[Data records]
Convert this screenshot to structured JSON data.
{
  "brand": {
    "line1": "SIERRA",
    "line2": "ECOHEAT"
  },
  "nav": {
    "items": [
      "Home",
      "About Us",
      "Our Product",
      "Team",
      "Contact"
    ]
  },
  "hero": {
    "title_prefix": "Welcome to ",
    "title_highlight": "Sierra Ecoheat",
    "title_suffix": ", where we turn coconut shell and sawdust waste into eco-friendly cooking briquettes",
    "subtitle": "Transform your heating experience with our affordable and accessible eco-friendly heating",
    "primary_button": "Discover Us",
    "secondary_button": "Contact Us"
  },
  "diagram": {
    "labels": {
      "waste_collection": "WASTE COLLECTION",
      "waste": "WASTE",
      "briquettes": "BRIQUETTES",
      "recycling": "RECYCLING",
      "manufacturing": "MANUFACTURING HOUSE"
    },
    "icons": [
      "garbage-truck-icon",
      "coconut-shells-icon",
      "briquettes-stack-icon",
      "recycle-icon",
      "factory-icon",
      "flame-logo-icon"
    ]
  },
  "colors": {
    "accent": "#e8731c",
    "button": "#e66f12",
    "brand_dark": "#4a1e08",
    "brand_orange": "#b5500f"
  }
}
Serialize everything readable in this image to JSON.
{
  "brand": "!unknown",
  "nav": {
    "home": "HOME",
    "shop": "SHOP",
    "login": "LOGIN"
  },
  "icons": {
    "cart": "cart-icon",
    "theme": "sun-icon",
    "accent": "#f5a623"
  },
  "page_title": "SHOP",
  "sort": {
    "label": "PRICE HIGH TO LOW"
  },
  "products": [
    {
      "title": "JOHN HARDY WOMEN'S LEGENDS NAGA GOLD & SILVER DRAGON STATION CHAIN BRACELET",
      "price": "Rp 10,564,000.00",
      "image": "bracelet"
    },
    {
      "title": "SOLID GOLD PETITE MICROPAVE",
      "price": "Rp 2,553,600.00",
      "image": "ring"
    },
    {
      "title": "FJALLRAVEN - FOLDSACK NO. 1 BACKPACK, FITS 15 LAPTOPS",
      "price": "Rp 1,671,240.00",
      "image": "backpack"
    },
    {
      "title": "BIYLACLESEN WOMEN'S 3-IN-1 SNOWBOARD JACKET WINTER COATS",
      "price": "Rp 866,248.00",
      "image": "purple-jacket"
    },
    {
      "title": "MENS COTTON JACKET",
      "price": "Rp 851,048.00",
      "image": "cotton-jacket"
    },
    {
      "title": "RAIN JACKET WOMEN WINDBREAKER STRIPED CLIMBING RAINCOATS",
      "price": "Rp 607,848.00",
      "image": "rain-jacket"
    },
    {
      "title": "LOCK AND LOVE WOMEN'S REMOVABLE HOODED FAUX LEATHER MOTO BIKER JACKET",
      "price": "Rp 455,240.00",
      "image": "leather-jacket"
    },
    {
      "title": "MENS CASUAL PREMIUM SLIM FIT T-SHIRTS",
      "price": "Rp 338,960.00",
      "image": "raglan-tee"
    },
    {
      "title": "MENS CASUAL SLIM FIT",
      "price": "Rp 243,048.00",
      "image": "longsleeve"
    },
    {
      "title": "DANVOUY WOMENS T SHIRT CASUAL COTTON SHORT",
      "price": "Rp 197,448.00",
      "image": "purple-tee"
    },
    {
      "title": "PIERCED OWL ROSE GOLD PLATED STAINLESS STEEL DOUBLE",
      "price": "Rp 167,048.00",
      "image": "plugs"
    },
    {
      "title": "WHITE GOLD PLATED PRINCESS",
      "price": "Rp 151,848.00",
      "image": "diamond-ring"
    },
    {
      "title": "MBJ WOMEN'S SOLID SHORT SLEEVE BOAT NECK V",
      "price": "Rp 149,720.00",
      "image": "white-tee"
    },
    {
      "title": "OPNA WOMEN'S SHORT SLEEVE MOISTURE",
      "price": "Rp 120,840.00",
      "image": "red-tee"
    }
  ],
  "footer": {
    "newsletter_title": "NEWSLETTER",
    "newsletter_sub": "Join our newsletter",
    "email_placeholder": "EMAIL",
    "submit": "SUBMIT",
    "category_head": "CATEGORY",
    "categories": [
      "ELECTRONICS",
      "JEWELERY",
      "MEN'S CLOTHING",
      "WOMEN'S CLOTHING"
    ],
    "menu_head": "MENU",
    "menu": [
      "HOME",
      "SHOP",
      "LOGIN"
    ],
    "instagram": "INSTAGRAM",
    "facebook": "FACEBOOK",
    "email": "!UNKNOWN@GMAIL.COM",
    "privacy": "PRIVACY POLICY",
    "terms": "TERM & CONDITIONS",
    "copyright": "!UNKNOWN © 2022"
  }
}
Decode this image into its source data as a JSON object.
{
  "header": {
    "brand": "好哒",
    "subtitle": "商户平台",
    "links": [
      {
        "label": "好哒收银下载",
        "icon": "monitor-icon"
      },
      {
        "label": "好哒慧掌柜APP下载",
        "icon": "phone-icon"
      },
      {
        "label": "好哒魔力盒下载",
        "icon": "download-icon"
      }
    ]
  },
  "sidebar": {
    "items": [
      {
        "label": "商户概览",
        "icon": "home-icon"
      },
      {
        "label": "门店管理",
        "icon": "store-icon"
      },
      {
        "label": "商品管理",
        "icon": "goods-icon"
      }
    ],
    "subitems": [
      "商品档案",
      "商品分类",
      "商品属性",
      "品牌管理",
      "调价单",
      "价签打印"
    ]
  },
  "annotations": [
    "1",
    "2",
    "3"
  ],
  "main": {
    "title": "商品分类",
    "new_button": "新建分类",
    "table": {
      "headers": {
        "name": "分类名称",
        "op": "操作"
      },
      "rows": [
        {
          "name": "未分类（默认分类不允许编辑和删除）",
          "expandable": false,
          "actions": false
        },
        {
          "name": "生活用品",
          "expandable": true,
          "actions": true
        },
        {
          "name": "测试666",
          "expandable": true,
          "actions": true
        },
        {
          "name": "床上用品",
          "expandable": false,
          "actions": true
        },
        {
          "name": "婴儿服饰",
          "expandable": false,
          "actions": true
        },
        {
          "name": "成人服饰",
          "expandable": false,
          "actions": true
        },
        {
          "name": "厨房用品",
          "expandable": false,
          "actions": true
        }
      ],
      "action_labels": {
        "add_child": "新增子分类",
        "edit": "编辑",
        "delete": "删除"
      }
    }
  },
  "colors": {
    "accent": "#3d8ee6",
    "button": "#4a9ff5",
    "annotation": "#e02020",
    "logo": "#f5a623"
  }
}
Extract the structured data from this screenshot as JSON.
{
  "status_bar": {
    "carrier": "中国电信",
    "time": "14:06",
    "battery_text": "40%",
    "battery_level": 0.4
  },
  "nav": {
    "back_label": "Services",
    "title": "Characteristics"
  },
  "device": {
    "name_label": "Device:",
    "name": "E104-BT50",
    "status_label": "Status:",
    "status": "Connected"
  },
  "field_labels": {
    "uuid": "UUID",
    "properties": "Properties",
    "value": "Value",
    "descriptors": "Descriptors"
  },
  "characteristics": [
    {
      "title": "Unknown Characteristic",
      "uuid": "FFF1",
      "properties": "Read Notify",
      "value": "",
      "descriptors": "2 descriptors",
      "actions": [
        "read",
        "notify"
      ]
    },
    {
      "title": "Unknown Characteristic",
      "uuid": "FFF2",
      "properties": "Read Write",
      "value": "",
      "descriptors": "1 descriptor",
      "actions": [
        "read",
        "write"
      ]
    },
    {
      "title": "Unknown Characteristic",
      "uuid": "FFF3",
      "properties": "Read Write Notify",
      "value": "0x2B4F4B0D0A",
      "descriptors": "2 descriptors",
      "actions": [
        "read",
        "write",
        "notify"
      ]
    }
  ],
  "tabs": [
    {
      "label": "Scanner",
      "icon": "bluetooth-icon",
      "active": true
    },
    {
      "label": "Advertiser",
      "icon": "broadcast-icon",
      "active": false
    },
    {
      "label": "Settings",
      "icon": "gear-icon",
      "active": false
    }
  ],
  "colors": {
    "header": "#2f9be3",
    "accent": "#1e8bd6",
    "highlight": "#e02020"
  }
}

TASK: Note each line of the entries that has "accent" in it, and copy those lines.

REPLY TO THE TASK:
    "accent": "#e8731c",
    "accent": "#f5a623"
    "accent": "#3d8ee6",
    "accent": "#1e8bd6",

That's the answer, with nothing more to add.